- What you are asked to do
Copy out each line of the data that holds the word "certaines".

- Supplied data
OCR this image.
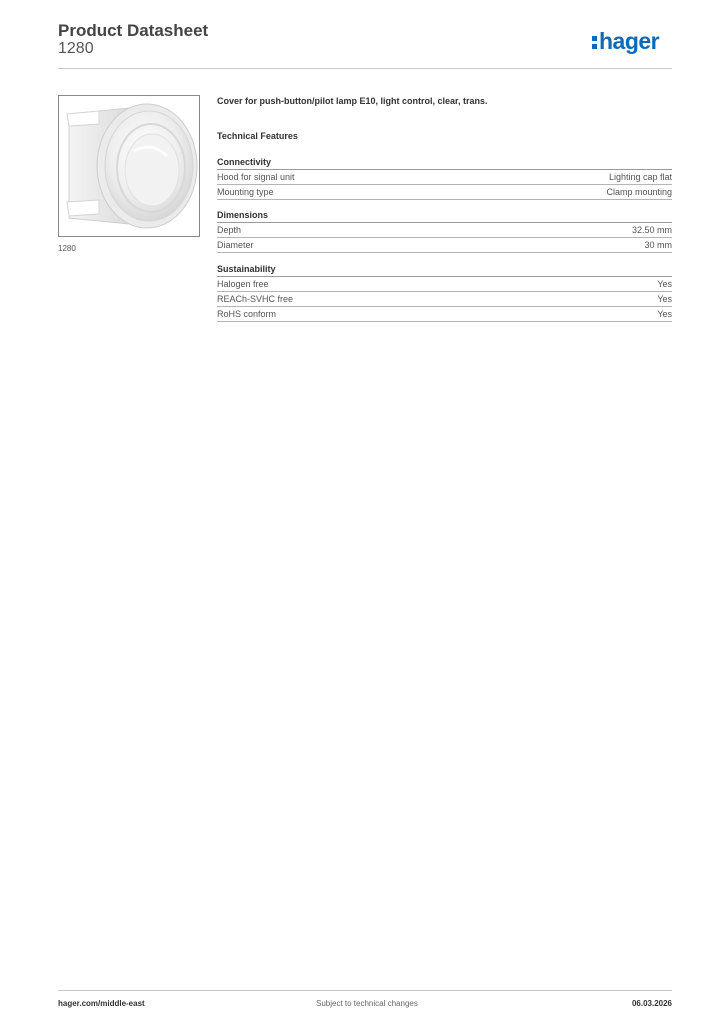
Product Datasheet
1280	hager
1280
Cover for push-button/pilot lamp E10, light control, clear, trans.
Technical Features
Connectivity
Hood for signal unit	Lighting cap flat
Mounting type	Clamp mounting
Dimensions
Depth	32.50 mm
Diameter	30 mm
Sustainability
Halogen free	Yes
REACh-SVHC free	Yes
RoHS conform	Yes
hager.com/middle-east	Subject to technical changes	06.03.2026
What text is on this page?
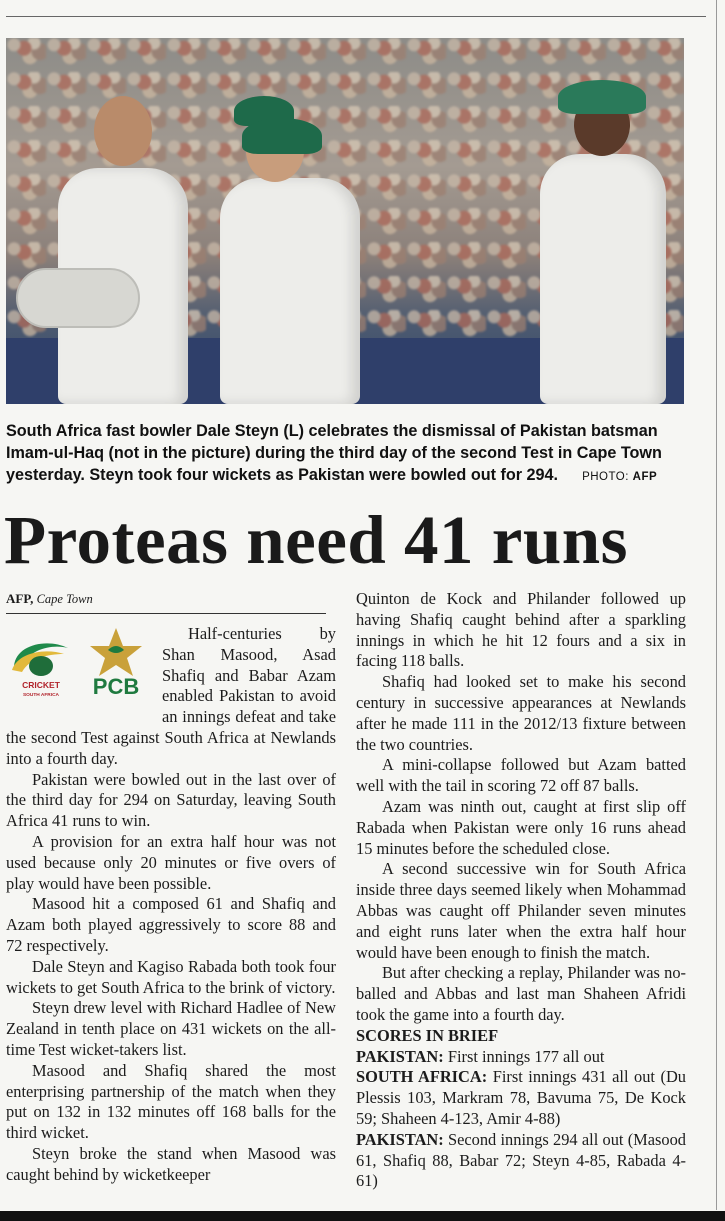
South Africa fast bowler Dale Steyn (L) celebrates the dismissal of Pakistan batsman Imam-ul-Haq (not in the picture) during the third day of the second Test in Cape Town yesterday. Steyn took four wickets as Pakistan were bowled out for 294. PHOTO: AFP

Proteas need 41 runs
AFP, Cape Town
CRICKET
SOUTH AFRICA PCB

Half-centuries by Shan Masood, Asad Shafiq and Babar Azam enabled Pakistan to avoid an innings defeat and take the second Test against South Africa at Newlands into a fourth day.

Pakistan were bowled out in the last over of the third day for 294 on Saturday, leaving South Africa 41 runs to win.

A provision for an extra half hour was not used because only 20 minutes or five overs of play would have been possible.

Masood hit a composed 61 and Shafiq and Azam both played aggressively to score 88 and 72 respectively.

Dale Steyn and Kagiso Rabada both took four wickets to get South Africa to the brink of victory.

Steyn drew level with Richard Hadlee of New Zealand in tenth place on 431 wickets on the all-time Test wicket-takers list.

Masood and Shafiq shared the most enterprising partnership of the match when they put on 132 in 132 minutes off 168 balls for the third wicket.

Steyn broke the stand when Masood was caught behind by wicketkeeper

Quinton de Kock and Philander followed up having Shafiq caught behind after a sparkling innings in which he hit 12 fours and a six in facing 118 balls.

Shafiq had looked set to make his second century in successive appearances at Newlands after he made 111 in the 2012/13 fixture between the two countries.

A mini-collapse followed but Azam batted well with the tail in scoring 72 off 87 balls.

Azam was ninth out, caught at first slip off Rabada when Pakistan were only 16 runs ahead 15 minutes before the scheduled close.

A second successive win for South Africa inside three days seemed likely when Mohammad Abbas was caught off Philander seven minutes and eight runs later when the extra half hour would have been enough to finish the match.

But after checking a replay, Philander was no-balled and Abbas and last man Shaheen Afridi took the game into a fourth day.

SCORES IN BRIEF

PAKISTAN: First innings 177 all out

SOUTH AFRICA: First innings 431 all out (Du Plessis 103, Markram 78, Bavuma 75, De Kock 59; Shaheen 4-123, Amir 4-88)

PAKISTAN: Second innings 294 all out (Masood 61, Shafiq 88, Babar 72; Steyn 4-85, Rabada 4-61)
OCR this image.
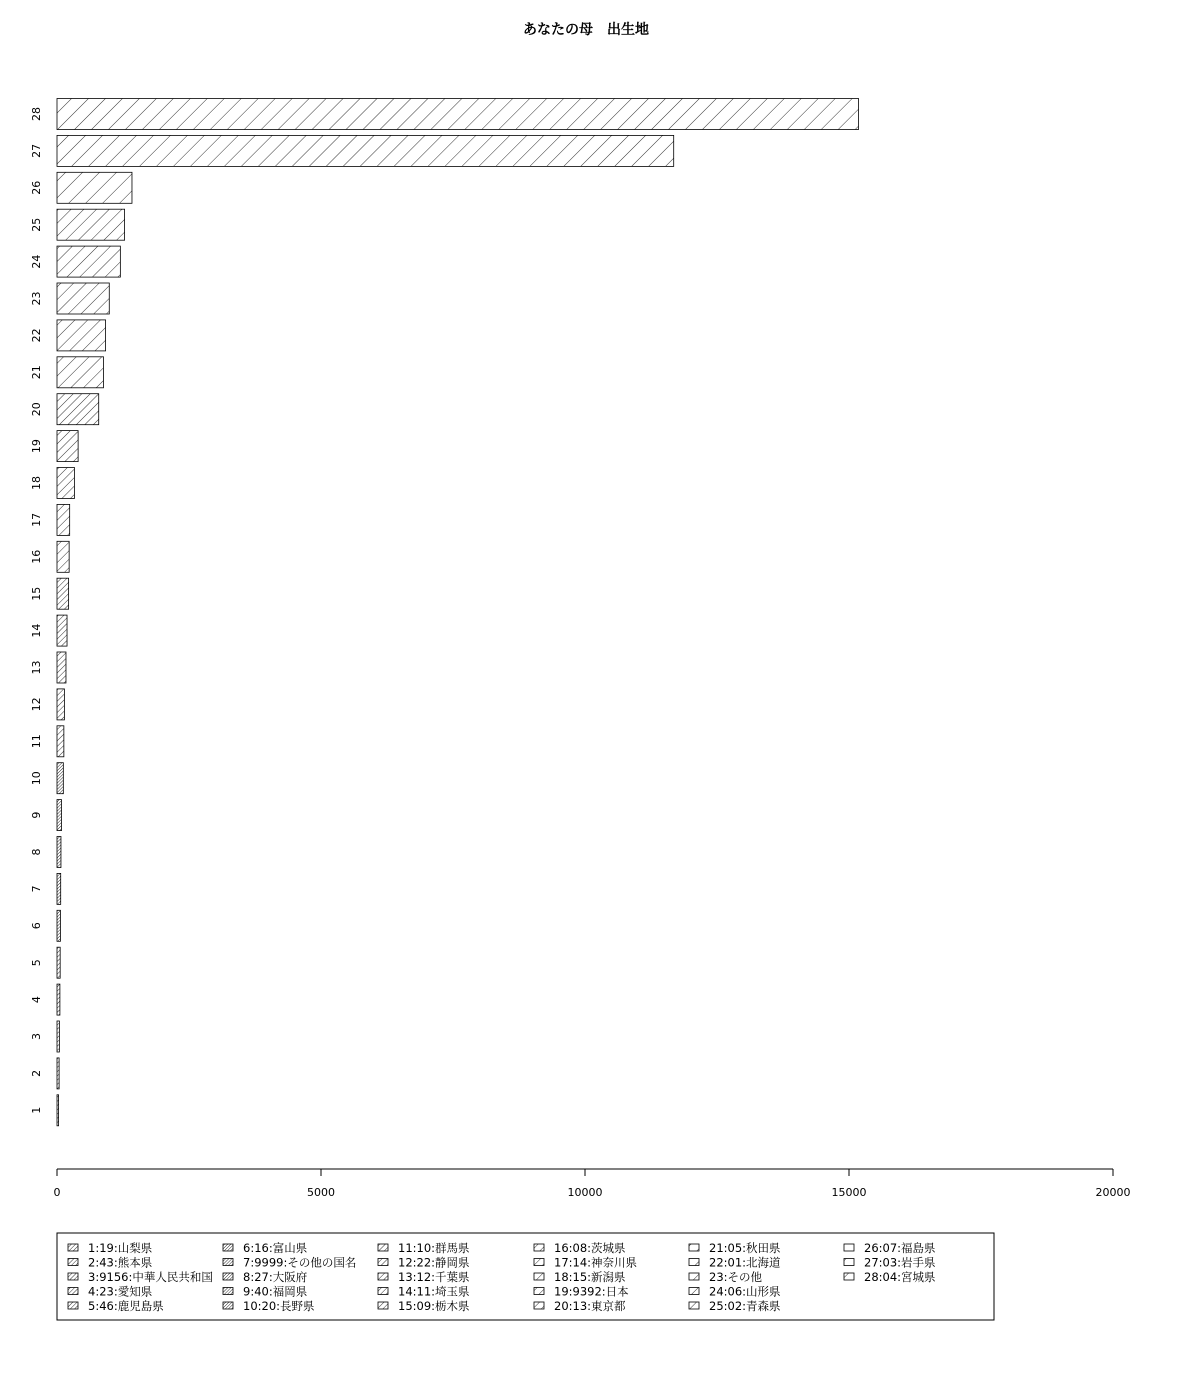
あなたの母　出生地
1
2
3
4
5
6
7
8
9
10
11
12
13
14
15
16
17
18
19
20
21
22
23
24
25
26
27
28
0	5000	10000	15000	20000
1:19:山梨県
2:43:熊本県
3:9156:中華人民共和国
4:23:愛知県
5:46:鹿児島県
6:16:富山県
7:9999:その他の国名
8:27:大阪府
9:40:福岡県
10:20:長野県
11:10:群馬県
12:22:静岡県
13:12:千葉県
14:11:埼玉県
15:09:栃木県
16:08:茨城県
17:14:神奈川県
18:15:新潟県
19:9392:日本
20:13:東京都
21:05:秋田県
22:01:北海道
23:その他
24:06:山形県
25:02:青森県
26:07:福島県
27:03:岩手県
28:04:宮城県
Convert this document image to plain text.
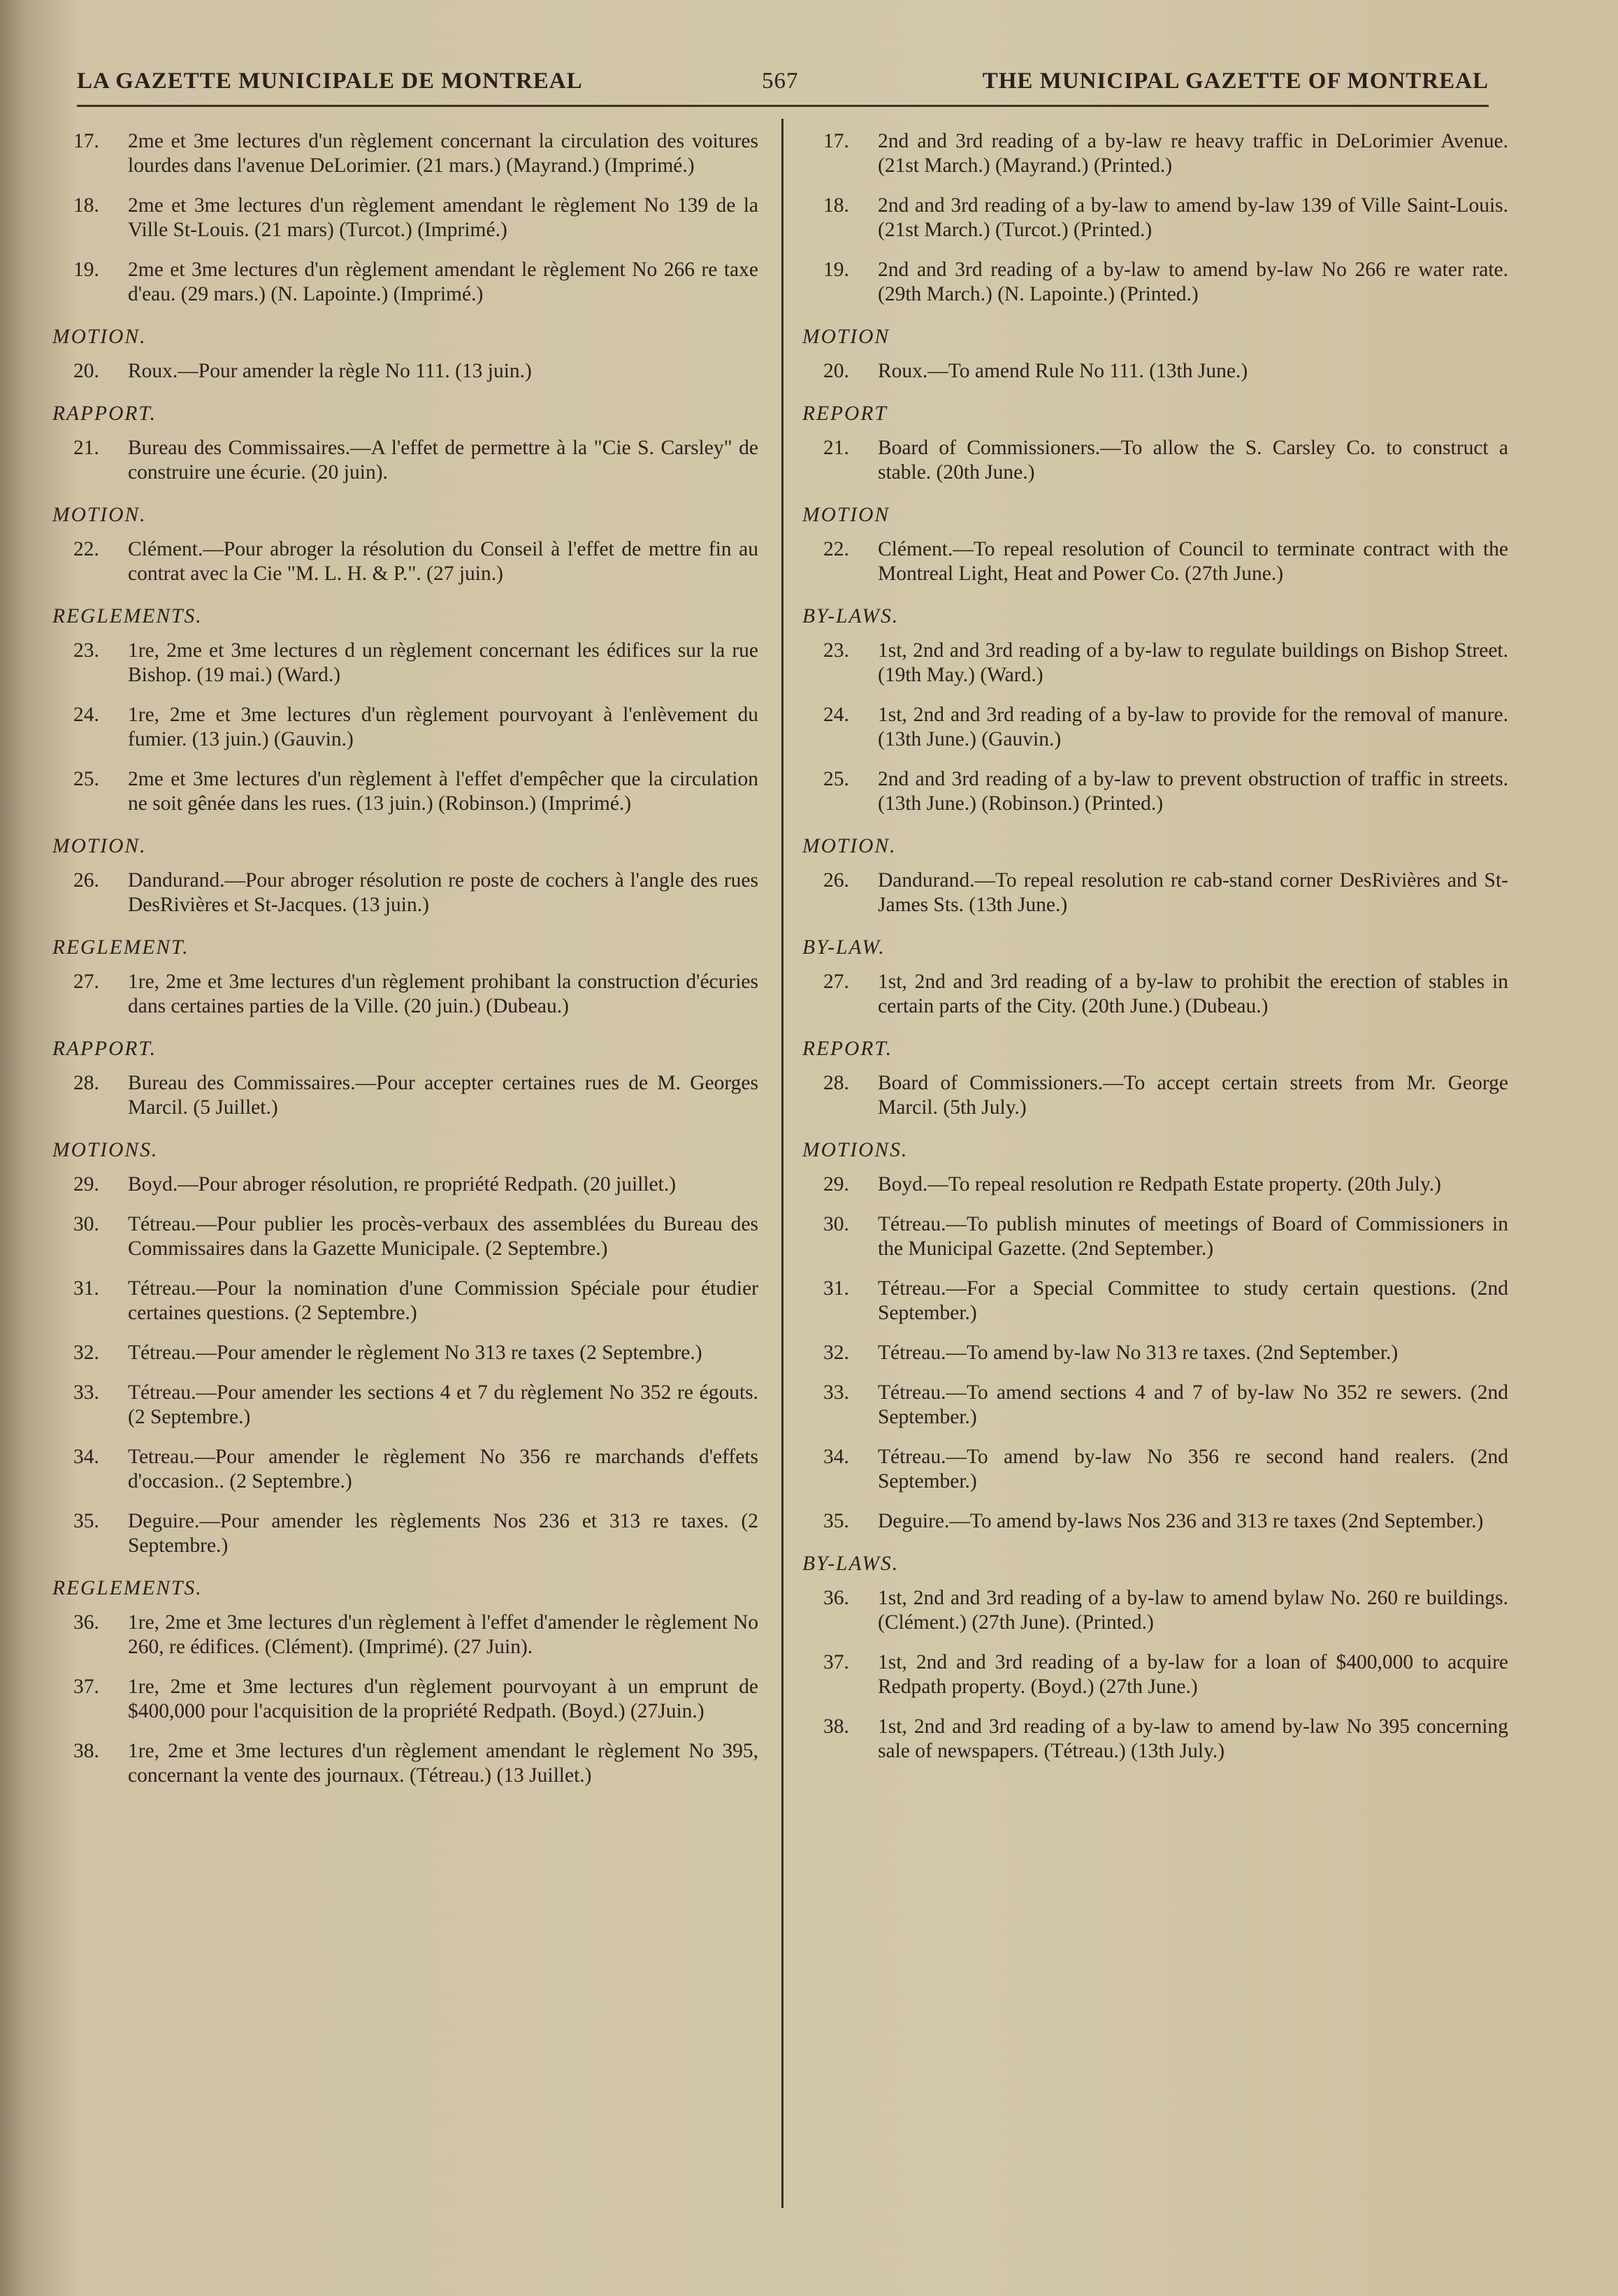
LA GAZETTE MUNICIPALE DE MONTREAL	567	THE MUNICIPAL GAZETTE OF MONTREAL
17.	2me et 3me lectures d'un règlement concernant la circulation des voitures lourdes dans l'avenue DeLorimier. (21 mars.) (Mayrand.) (Imprimé.)
18.	2me et 3me lectures d'un règlement amendant le règlement No 139 de la Ville St-Louis. (21 mars) (Turcot.) (Imprimé.)
19.	2me et 3me lectures d'un règlement amendant le règlement No 266 re taxe d'eau. (29 mars.) (N. Lapointe.) (Imprimé.)
MOTION.
20.	Roux.—Pour amender la règle No 111. (13 juin.)
RAPPORT.
21.	Bureau des Commissaires.—A l'effet de permettre à la "Cie S. Carsley" de construire une écurie. (20 juin).
MOTION.
22.	Clément.—Pour abroger la résolution du Conseil à l'effet de mettre fin au contrat avec la Cie "M. L. H. & P.". (27 juin.)
REGLEMENTS.
23.	1re, 2me et 3me lectures d un règlement concernant les édifices sur la rue Bishop. (19 mai.) (Ward.)
24.	1re, 2me et 3me lectures d'un règlement pourvoyant à l'enlèvement du fumier. (13 juin.) (Gauvin.)
25.	2me et 3me lectures d'un règlement à l'effet d'empêcher que la circulation ne soit gênée dans les rues. (13 juin.) (Robinson.) (Imprimé.)
MOTION.
26.	Dandurand.—Pour abroger résolution re poste de cochers à l'angle des rues DesRivières et St-Jacques. (13 juin.)
REGLEMENT.
27.	1re, 2me et 3me lectures d'un règlement prohibant la construction d'écuries dans certaines parties de la Ville. (20 juin.) (Dubeau.)
RAPPORT.
28.	Bureau des Commissaires.—Pour accepter certaines rues de M. Georges Marcil. (5 Juillet.)
MOTIONS.
29.	Boyd.—Pour abroger résolution, re propriété Redpath. (20 juillet.)
30.	Tétreau.—Pour publier les procès-verbaux des assemblées du Bureau des Commissaires dans la Gazette Municipale. (2 Septembre.)
31.	Tétreau.—Pour la nomination d'une Commission Spéciale pour étudier certaines questions. (2 Septembre.)
32.	Tétreau.—Pour amender le règlement No 313 re taxes (2 Septembre.)
33.	Tétreau.—Pour amender les sections 4 et 7 du règlement No 352 re égouts. (2 Septembre.)
34.	Tetreau.—Pour amender le règlement No 356 re marchands d'effets d'occasion.. (2 Septembre.)
35.	Deguire.—Pour amender les règlements Nos 236 et 313 re taxes. (2 Septembre.)
REGLEMENTS.
36.	1re, 2me et 3me lectures d'un règlement à l'effet d'amender le règlement No 260, re édifices. (Clément). (Imprimé). (27 Juin).
37.	1re, 2me et 3me lectures d'un règlement pourvoyant à un emprunt de $400,000 pour l'acquisition de la propriété Redpath. (Boyd.) (27Juin.)
38.	1re, 2me et 3me lectures d'un règlement amendant le règlement No 395, concernant la vente des journaux. (Tétreau.) (13 Juillet.)
17.	2nd and 3rd reading of a by-law re heavy traffic in DeLorimier Avenue. (21st March.) (Mayrand.) (Printed.)
18.	2nd and 3rd reading of a by-law to amend by-law 139 of Ville Saint-Louis. (21st March.) (Turcot.) (Printed.)
19.	2nd and 3rd reading of a by-law to amend by-law No 266 re water rate. (29th March.) (N. Lapointe.) (Printed.)
MOTION
20.	Roux.—To amend Rule No 111. (13th June.)
REPORT
21.	Board of Commissioners.—To allow the S. Carsley Co. to construct a stable. (20th June.)
MOTION
22.	Clément.—To repeal resolution of Council to terminate contract with the Montreal Light, Heat and Power Co. (27th June.)
BY-LAWS.
23.	1st, 2nd and 3rd reading of a by-law to regulate buildings on Bishop Street. (19th May.) (Ward.)
24.	1st, 2nd and 3rd reading of a by-law to provide for the removal of manure. (13th June.) (Gauvin.)
25.	2nd and 3rd reading of a by-law to prevent obstruction of traffic in streets. (13th June.) (Robinson.) (Printed.)
MOTION.
26.	Dandurand.—To repeal resolution re cab-stand corner DesRivières and St-James Sts. (13th June.)
BY-LAW.
27.	1st, 2nd and 3rd reading of a by-law to prohibit the erection of stables in certain parts of the City. (20th June.) (Dubeau.)
REPORT.
28.	Board of Commissioners.—To accept certain streets from Mr. George Marcil. (5th July.)
MOTIONS.
29.	Boyd.—To repeal resolution re Redpath Estate property. (20th July.)
30.	Tétreau.—To publish minutes of meetings of Board of Commissioners in the Municipal Gazette. (2nd September.)
31.	Tétreau.—For a Special Committee to study certain questions. (2nd September.)
32.	Tétreau.—To amend by-law No 313 re taxes. (2nd September.)
33.	Tétreau.—To amend sections 4 and 7 of by-law No 352 re sewers. (2nd September.)
34.	Tétreau.—To amend by-law No 356 re second hand realers. (2nd September.)
35.	Deguire.—To amend by-laws Nos 236 and 313 re taxes (2nd September.)
BY-LAWS.
36.	1st, 2nd and 3rd reading of a by-law to amend bylaw No. 260 re buildings. (Clément.) (27th June). (Printed.)
37.	1st, 2nd and 3rd reading of a by-law for a loan of $400,000 to acquire Redpath property. (Boyd.) (27th June.)
38.	1st, 2nd and 3rd reading of a by-law to amend by-law No 395 concerning sale of newspapers. (Tétreau.) (13th July.)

- Output for this task
27.	1re, 2me et 3me lectures d'un règlement prohibant la construction d'écuries dans certaines parties de la Ville. (20 juin.) (Dubeau.)
28.	Bureau des Commissaires.—Pour accepter certaines rues de M. Georges Marcil. (5 Juillet.)
31.	Tétreau.—Pour la nomination d'une Commission Spéciale pour étudier certaines questions. (2 Septembre.)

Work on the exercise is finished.